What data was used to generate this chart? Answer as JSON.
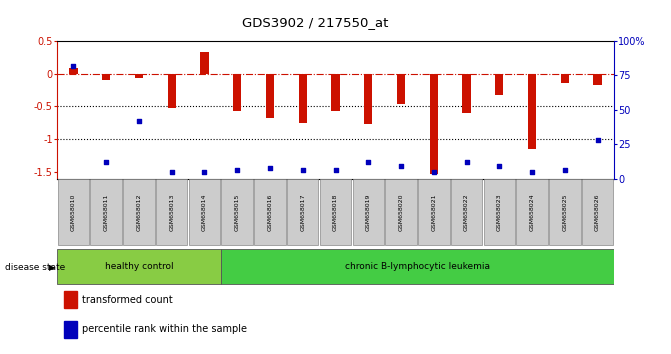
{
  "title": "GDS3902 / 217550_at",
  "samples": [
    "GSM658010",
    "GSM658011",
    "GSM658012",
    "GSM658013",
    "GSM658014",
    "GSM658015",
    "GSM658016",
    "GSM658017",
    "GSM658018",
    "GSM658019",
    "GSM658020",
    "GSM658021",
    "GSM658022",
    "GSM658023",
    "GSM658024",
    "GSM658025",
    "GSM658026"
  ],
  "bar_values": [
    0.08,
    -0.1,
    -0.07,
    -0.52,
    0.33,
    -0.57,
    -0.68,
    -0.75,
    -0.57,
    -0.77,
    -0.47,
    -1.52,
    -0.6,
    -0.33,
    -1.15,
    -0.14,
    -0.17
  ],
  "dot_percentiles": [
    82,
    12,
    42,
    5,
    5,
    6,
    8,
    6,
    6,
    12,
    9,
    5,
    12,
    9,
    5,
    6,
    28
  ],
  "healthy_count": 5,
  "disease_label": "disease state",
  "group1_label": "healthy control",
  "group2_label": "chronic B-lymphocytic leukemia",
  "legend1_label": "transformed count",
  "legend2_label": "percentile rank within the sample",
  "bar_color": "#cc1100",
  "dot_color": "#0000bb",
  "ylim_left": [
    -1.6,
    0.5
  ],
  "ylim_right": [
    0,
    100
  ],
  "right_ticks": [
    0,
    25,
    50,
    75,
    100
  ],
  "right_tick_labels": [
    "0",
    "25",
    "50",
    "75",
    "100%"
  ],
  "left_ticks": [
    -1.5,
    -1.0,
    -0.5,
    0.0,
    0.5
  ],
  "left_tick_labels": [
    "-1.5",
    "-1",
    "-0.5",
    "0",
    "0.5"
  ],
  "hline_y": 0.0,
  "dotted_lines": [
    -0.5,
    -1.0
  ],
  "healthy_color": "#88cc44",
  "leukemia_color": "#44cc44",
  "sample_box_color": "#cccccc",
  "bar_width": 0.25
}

### Aim of the exercise
Reproduce the material in its entirety and word for word, without the pictures.

### Task response
What data was used to generate this chart? Answer as JSON.
{
  "title": "GDS3902 / 217550_at",
  "samples": [
    "GSM658010",
    "GSM658011",
    "GSM658012",
    "GSM658013",
    "GSM658014",
    "GSM658015",
    "GSM658016",
    "GSM658017",
    "GSM658018",
    "GSM658019",
    "GSM658020",
    "GSM658021",
    "GSM658022",
    "GSM658023",
    "GSM658024",
    "GSM658025",
    "GSM658026"
  ],
  "bar_values": [
    0.08,
    -0.1,
    -0.07,
    -0.52,
    0.33,
    -0.57,
    -0.68,
    -0.75,
    -0.57,
    -0.77,
    -0.47,
    -1.52,
    -0.6,
    -0.33,
    -1.15,
    -0.14,
    -0.17
  ],
  "dot_percentiles": [
    82,
    12,
    42,
    5,
    5,
    6,
    8,
    6,
    6,
    12,
    9,
    5,
    12,
    9,
    5,
    6,
    28
  ],
  "healthy_count": 5,
  "disease_label": "disease state",
  "group1_label": "healthy control",
  "group2_label": "chronic B-lymphocytic leukemia",
  "legend1_label": "transformed count",
  "legend2_label": "percentile rank within the sample",
  "bar_color": "#cc1100",
  "dot_color": "#0000bb",
  "ylim_left": [
    -1.6,
    0.5
  ],
  "ylim_right": [
    0,
    100
  ],
  "right_ticks": [
    0,
    25,
    50,
    75,
    100
  ],
  "right_tick_labels": [
    "0",
    "25",
    "50",
    "75",
    "100%"
  ],
  "left_ticks": [
    -1.5,
    -1.0,
    -0.5,
    0.0,
    0.5
  ],
  "left_tick_labels": [
    "-1.5",
    "-1",
    "-0.5",
    "0",
    "0.5"
  ],
  "hline_y": 0.0,
  "dotted_lines": [
    -0.5,
    -1.0
  ],
  "healthy_color": "#88cc44",
  "leukemia_color": "#44cc44",
  "sample_box_color": "#cccccc",
  "bar_width": 0.25
}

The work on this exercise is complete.